Wednesday, June 27, 2012

US Congress and Supreme Court as Death Panels

While Congress is preparing to take a long vacation until November 6, leaving the business of the country in limbo, 5 justices of the US Supreme Court could kill the Affordable Care Act - Obamacare - in a ruling expected tommorrow. The inaction of Congress on the jobs bill and students loans and the decitions taken by the Supreme Court place both government institutions in contempt with the American people.

Health insurance
Most of the Affordable Care Act affects health insurers like UnitedHealth Group (NYS: UNH) and Aetna. Many of the changes have already gone into effect:
- Coverage for young adults to stay on their parents' insurance until they turn 26.
- Certain preventive services are covered without charging a deductible or copay.
- Preventing insurers from rescinding coverage for errors or technical mistakes on an application after a  
  customer becomes sick.
- The ability to appeal insurance companies' decisions.
- Removal of lifetime limits on essential benefits like hospital stays.
- Insurers must cover pre-existing conditions for children.
- Minimum percentages of premiums that insurers must pay out for services.
- Elimination of increased payments for privately administered Medicare Advantage plans over standard 
  Medicare.
- Estimated 30 millions more Americans will be insured after 2014. 


Assuming the Supreme Court doesn't strike down the entire law, the cost of healthcare insurance will go higher than is already now and will pass to customers due to:
- Annual limits on insurance coverage being phased out starting in 2014.
- No discrimination due to pre-existing conditions for adults starting in 2014.

To help curb the cost, the most controversial part of the law mandates that all individuals have health insurance coverage beginning in 2014 and instills fines for individuals who can afford insurance but choose not to. There are also fines for certain businesses that don't offer health insurance to their employees.

======

### TASKS AND EXERCISES
A: In the post on the Affordable Care Act, why does the writer expect health insurance costs to rise if the Supreme Court does not strike down the whole law?
B: Which provisions does the post on the Affordable Care Act say begin in 2014?
C: Continue the post on the Affordable Care Act from its final paragraph.

======

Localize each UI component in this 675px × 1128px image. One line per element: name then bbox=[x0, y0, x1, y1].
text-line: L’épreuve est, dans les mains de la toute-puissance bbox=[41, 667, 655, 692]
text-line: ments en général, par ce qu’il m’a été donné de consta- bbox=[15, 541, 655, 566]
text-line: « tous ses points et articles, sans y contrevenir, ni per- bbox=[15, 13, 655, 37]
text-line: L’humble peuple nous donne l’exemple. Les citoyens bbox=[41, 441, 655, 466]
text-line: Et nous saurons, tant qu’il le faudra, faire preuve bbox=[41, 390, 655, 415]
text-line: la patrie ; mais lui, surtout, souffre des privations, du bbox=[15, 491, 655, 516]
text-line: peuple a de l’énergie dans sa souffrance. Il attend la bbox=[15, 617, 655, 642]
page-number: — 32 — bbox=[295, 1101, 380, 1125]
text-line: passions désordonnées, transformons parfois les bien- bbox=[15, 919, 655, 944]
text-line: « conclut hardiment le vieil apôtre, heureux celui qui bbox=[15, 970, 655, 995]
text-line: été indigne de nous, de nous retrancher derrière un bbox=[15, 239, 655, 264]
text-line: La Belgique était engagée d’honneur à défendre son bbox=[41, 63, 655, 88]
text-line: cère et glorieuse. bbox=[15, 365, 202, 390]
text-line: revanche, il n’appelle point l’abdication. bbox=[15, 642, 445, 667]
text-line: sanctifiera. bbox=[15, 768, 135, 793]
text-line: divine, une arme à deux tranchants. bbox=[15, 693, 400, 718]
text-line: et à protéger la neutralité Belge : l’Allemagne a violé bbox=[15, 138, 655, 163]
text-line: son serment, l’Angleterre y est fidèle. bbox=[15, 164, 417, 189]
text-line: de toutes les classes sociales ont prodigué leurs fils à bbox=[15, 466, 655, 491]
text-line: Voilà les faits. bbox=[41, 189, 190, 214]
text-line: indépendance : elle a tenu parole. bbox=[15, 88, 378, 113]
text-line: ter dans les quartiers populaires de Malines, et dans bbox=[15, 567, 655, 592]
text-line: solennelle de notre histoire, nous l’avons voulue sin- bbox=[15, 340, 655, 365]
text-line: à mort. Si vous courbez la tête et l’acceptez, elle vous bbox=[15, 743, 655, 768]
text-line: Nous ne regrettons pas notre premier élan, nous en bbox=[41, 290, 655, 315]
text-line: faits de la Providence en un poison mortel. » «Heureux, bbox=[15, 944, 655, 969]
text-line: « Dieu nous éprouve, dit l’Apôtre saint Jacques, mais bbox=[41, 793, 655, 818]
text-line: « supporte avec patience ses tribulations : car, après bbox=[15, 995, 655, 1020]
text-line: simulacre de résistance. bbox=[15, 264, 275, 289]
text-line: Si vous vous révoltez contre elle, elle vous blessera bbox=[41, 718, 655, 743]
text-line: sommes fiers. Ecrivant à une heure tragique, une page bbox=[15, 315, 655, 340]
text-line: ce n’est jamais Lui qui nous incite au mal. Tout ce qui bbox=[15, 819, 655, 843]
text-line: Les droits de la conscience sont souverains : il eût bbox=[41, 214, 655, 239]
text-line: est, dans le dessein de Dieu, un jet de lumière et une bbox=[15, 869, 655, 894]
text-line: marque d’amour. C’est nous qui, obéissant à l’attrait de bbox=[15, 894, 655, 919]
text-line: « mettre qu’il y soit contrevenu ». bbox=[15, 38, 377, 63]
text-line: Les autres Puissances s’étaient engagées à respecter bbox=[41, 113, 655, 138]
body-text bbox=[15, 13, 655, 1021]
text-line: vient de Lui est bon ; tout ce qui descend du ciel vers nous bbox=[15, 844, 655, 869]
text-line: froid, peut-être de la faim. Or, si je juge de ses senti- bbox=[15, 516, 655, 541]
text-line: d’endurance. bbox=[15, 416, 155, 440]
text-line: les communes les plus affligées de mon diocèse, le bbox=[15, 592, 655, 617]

======

### ANSWERS TO THIS EXERCISE
A: Two changes starting in 2014 will raise costs, and insurers will pass them to customers. Annual limits on insurance coverage are being phased out, and insurers can no longer discriminate against adults because of pre-existing conditions.

B:
- Annual limits on insurance coverage begin to be phased out.
- Insurers can no longer discriminate against adults because of pre-existing conditions.
- All individuals must have health insurance coverage, and individuals who can afford insurance but choose not to buy it face fines.

C:
UPDATE: U.S. House Republican leaders plan to combine a multiyear highway bill with a one-year freeze for government subsidized student loan rates, Speaker John Boehner told reporters today.

The highway measure will reduce the number of projects funded and “streamline the regulatory process,” Boehner said. He said the measure allows “us to focus our highway dollars on fixing America’s highways, not planting more flowers around the country.”

As usual, the bill being cooked is another of those important few bills, among them the NDAA that Congress managed in this 112th session, with temporary mandate. Meanwhile prominent GOP leaders keep accusing president Barack Obama for resorting on temporaries Executive Orders. Congress has the power to sanction bills with long lasting solutions but prefer to play games with the lives of millions of Americans.

Besides the Executive Order provision, maybe Obama will resort to the NDAA approved by this Congress which authorize the President to detain any American indefinitely under suspicious of being "enemy combatant". Some scholars said that the "enemy combatant" only apply to regular Americans not members of Congress or Justices of the Supreme Court.